What you will do >> Write the next part of the essay on Le Clézio's "Breton Song" and "The Child and the War," starting after its last sentence.

Provided passage >>
──────

“BRETON SONG” followed by “CHILD AND THE WAR (THE)”

It is confirmed: Jean-Marie Le Clézio will never write his memoirs which, like those of Chateaubriand, would erect his statue for eternity, nor even a chronologically organized book of memories: “memories are boring” (Cb , 13). The author of “Breton Song” and “The Child and the War” knows too well how “memory is a fragile fabric, easily broken, contaminated by stories, photos, films” (E&G, 125). This is the meaning of Georges Perec’s “I have no childhood memories” (1993, 13). To the canonical forms of autobiography, Jean-Marie Le Clézio prefers tales, “stories that mix life, imagination, legends” (Le Figaro, April 2, 2020, p. 21) and he proceeds rather, as Montaigne, “in leaps and frolics” (1962, 973), mixes the present, different strata of the past, even feels close to the mystery of primordial time in certain places “where the centuries touch” (Cb, 79): the moor at Penmarch’ or the site of standing stones. The refusal of chronology is so imperious that the two stories, forming a diptych, compose a journey back in time: vacations in the Bigouden country of the pre-adolescent to the founding sensations and the awakening of the consciousness of the very little boy, the infant who does not yet have the words to name what he saw, in Nice and Roquebillière, during the War. Light and carefree summers in Brittany, the whole family reunited, in the gray prison of the Côte d'Azur: another paradox. How to talk about the child that we were without betraying them? questioned J.M.G. Le Clézio during the program La Grande Librairie. By rediscovering, as he does in these two tales, sensations, images, impressions, faces, shards of happy – or painful – times, a whole affective and sensory memory, fragmentary but preserved, that writing revives, extends and transmits: “Even if I regret what has disappeared, there remains the impression of intoxication and total happiness to have known these landscapes, this farmer's wife, this fisherman who painted pictures on Sundays. It was all so amazing that I want it to continue and the only way for me is to write it down. (Le Figaro, ibid.)

──────

Dataset entries >>
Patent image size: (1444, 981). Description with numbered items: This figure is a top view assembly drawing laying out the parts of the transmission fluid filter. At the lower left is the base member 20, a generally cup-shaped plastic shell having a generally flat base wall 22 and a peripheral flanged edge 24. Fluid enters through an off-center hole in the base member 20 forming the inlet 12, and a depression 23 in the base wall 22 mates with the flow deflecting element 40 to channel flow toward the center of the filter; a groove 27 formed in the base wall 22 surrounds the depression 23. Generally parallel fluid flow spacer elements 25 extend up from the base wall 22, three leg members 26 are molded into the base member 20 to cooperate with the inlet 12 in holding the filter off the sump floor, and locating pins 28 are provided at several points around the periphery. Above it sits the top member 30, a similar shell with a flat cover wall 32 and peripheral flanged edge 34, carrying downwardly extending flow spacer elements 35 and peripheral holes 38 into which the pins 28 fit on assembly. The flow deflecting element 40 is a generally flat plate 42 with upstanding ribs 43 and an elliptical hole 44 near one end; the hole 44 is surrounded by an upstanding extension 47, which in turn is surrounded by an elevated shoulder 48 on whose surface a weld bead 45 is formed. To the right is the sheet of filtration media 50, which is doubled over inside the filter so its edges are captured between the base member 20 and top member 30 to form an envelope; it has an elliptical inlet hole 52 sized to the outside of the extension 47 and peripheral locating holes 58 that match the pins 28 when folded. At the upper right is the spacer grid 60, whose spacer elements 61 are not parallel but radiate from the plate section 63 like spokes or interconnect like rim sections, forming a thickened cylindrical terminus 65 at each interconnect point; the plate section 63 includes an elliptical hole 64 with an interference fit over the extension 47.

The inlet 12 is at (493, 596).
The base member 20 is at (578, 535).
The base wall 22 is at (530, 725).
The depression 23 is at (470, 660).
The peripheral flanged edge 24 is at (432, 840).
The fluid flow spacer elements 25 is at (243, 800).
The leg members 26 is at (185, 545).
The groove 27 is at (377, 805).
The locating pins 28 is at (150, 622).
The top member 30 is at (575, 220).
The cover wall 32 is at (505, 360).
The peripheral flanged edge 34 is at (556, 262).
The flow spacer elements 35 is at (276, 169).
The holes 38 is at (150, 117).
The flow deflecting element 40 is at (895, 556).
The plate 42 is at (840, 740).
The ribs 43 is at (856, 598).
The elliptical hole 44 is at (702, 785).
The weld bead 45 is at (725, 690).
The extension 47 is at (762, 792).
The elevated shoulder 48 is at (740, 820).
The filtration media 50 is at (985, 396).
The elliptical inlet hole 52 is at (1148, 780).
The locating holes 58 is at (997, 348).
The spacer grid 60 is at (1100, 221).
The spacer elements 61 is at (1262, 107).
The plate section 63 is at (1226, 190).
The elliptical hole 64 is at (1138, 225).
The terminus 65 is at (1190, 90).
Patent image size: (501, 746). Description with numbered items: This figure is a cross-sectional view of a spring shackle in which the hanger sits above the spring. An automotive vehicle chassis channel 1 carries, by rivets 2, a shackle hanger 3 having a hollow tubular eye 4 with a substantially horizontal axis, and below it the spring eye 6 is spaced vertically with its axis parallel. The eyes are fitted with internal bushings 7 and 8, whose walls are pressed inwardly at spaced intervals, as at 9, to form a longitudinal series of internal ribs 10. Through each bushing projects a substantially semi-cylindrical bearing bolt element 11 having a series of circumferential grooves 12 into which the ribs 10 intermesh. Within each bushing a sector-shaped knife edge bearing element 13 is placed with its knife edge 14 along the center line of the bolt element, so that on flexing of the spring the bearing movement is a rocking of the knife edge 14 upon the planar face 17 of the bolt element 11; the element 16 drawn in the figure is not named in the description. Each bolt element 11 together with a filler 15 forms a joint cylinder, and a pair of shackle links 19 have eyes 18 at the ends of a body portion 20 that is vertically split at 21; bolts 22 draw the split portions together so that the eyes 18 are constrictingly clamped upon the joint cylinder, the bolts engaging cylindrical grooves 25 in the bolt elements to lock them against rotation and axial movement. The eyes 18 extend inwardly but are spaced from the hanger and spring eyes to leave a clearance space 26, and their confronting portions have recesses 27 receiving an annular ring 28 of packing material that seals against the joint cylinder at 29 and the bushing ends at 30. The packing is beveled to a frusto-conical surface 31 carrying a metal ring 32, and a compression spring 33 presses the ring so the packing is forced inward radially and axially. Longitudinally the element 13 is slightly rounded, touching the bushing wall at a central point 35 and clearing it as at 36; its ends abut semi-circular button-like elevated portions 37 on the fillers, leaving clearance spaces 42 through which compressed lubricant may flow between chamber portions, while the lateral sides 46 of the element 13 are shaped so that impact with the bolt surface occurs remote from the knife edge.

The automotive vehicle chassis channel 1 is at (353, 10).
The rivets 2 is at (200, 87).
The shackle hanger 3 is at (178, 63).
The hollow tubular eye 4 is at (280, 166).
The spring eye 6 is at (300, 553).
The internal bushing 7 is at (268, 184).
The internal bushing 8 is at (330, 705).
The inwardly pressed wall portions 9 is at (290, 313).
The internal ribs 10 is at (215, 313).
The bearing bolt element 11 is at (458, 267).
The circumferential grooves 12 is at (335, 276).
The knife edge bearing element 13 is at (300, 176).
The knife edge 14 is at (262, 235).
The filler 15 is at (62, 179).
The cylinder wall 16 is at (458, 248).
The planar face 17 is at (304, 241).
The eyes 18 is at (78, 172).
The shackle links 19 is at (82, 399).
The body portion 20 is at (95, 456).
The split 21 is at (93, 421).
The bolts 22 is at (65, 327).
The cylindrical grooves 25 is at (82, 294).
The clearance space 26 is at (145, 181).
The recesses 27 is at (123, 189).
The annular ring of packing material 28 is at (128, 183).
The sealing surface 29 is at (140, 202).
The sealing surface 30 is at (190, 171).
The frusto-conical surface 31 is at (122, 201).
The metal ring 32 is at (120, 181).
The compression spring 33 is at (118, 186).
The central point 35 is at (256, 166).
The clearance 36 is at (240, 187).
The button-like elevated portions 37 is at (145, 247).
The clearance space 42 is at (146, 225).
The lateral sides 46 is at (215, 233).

──────

Task result >>
 

“Breton Song” thus brings the village of Sainte-Marine at the mouth of the Odet back to life in the 1950s, despite the “veneer of provincial modernity” (Cb, 16) that time has deposited there: a mixed habitat already, where granite houses rub shoulders with the opulent villas of the Parisians, furniture “from the depths of time” and traditional crockery in the Naour farm, the rituals - the quest for milk in enamelled jugs, the fetching of water at the communal pump, entrusted to the children –, the fever of the harvest and the threshing, the party at the Château du Cosquer given by an enigmatic marquise whose pale shadow can only be seen behind a window, between Sylvie and Le Grand Meaulnes. The text restores the colours, the “gold” of the gorse, “the pink and red lakes of the heather” (Cb, 78), the scents of kelp, of the sea, of the moor, and “the acrid smell of the wheat dust” (Cb, 53) at harvest time, the taste of pancakes, lukewarm cider, and the sound of bagpipes, this music which, like Proust’s “la petite madeleine” (1987, 44-47) “carries the eternity of this place”, has the magic power to bring back “everything that has disappeared” (Cb, 55). The Breton “kids” frequented by little Jean-Marie and his brother introduced them to angling in the river, walking on the foreshore, cooking shellfish on the beach; they take them on bicycle rides on the sunken lanes while gently making fun, in Breton – for them the language of the holidays – of speaking “ar parizianer”.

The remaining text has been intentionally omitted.